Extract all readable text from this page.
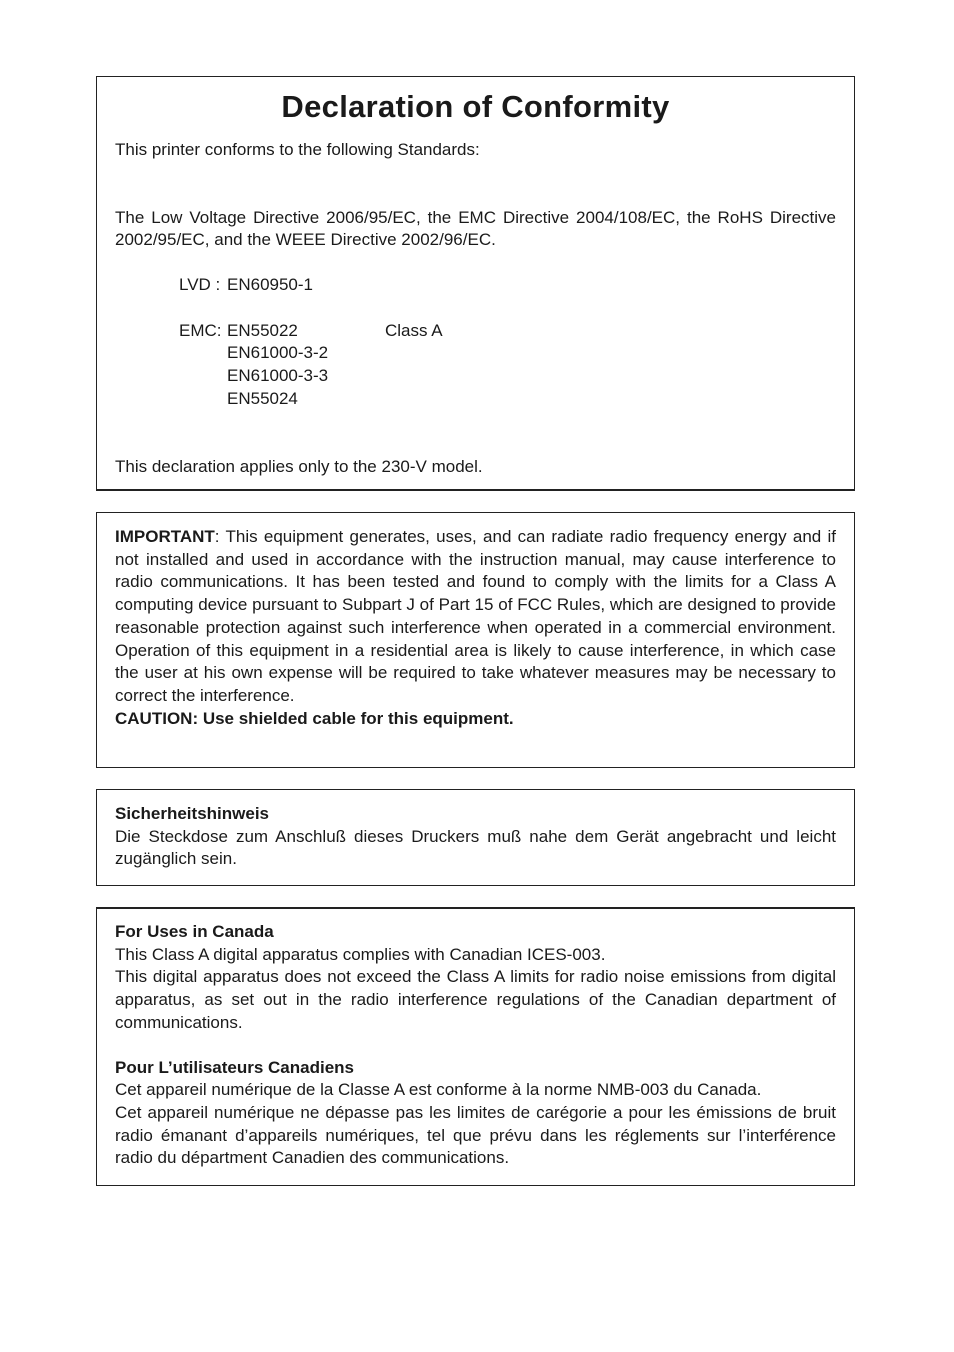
Declaration of Conformity

This printer conforms to the following Standards:

The Low Voltage Directive 2006/95/EC, the EMC Directive 2004/108/EC, the RoHS Directive 2002/95/EC, and the WEEE Directive 2002/96/EC.

LVD : EN60950-1
EMC: EN55022	Class A
EN61000-3-2
EN61000-3-3
EN55024

This declaration applies only to the 230-V model.

IMPORTANT: This equipment generates, uses, and can radiate radio frequency energy and if not installed and used in accordance with the instruction manual, may cause interference to radio communications. It has been tested and found to comply with the limits for a Class A computing device pursuant to Subpart J of Part 15 of FCC Rules, which are designed to provide reasonable protection against such interference when operated in a commercial environment. Operation of this equipment in a residential area is likely to cause interference, in which case the user at his own expense will be required to take whatever measures may be necessary to correct the interference.

CAUTION: Use shielded cable for this equipment.

Sicherheitshinweis

Die Steckdose zum Anschluß dieses Druckers muß nahe dem Gerät angebracht und leicht zugänglich sein.

For Uses in Canada

This Class A digital apparatus complies with Canadian ICES-003.

This digital apparatus does not exceed the Class A limits for radio noise emissions from digital apparatus, as set out in the radio interference regulations of the Canadian department of communications.

Pour L’utilisateurs Canadiens

Cet appareil numérique de la Classe A est conforme à la norme NMB-003 du Canada.

Cet appareil numérique ne dépasse pas les limites de carégorie a pour les émissions de bruit radio émanant d’appareils numériques, tel que prévu dans les réglements sur l’interférence radio du départment Canadien des communications.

■ Prompt: Output every entry word for word, but omit the pictures.

■ Solution to this task:
Extract all readable text from this page.
Declaration of Conformity

This printer conforms to the following Standards:

The Low Voltage Directive 2006/95/EC, the EMC Directive 2004/108/EC, the RoHS Directive 2002/95/EC, and the WEEE Directive 2002/96/EC.

LVD : EN60950-1
EMC: EN55022	Class A
EN61000-3-2
EN61000-3-3
EN55024

This declaration applies only to the 230-V model.

IMPORTANT: This equipment generates, uses, and can radiate radio frequency energy and if not installed and used in accordance with the instruction manual, may cause interference to radio communications. It has been tested and found to comply with the limits for a Class A computing device pursuant to Subpart J of Part 15 of FCC Rules, which are designed to provide reasonable protection against such interference when operated in a commercial environment. Operation of this equipment in a residential area is likely to cause interference, in which case the user at his own expense will be required to take whatever measures may be necessary to correct the interference.

CAUTION: Use shielded cable for this equipment.

Sicherheitshinweis

Die Steckdose zum Anschluß dieses Druckers muß nahe dem Gerät angebracht und leicht zugänglich sein.

For Uses in Canada

This Class A digital apparatus complies with Canadian ICES-003.

This digital apparatus does not exceed the Class A limits for radio noise emissions from digital apparatus, as set out in the radio interference regulations of the Canadian department of communications.

Pour L’utilisateurs Canadiens

Cet appareil numérique de la Classe A est conforme à la norme NMB-003 du Canada.

Cet appareil numérique ne dépasse pas les limites de carégorie a pour les émissions de bruit radio émanant d’appareils numériques, tel que prévu dans les réglements sur l’interférence radio du départment Canadien des communications.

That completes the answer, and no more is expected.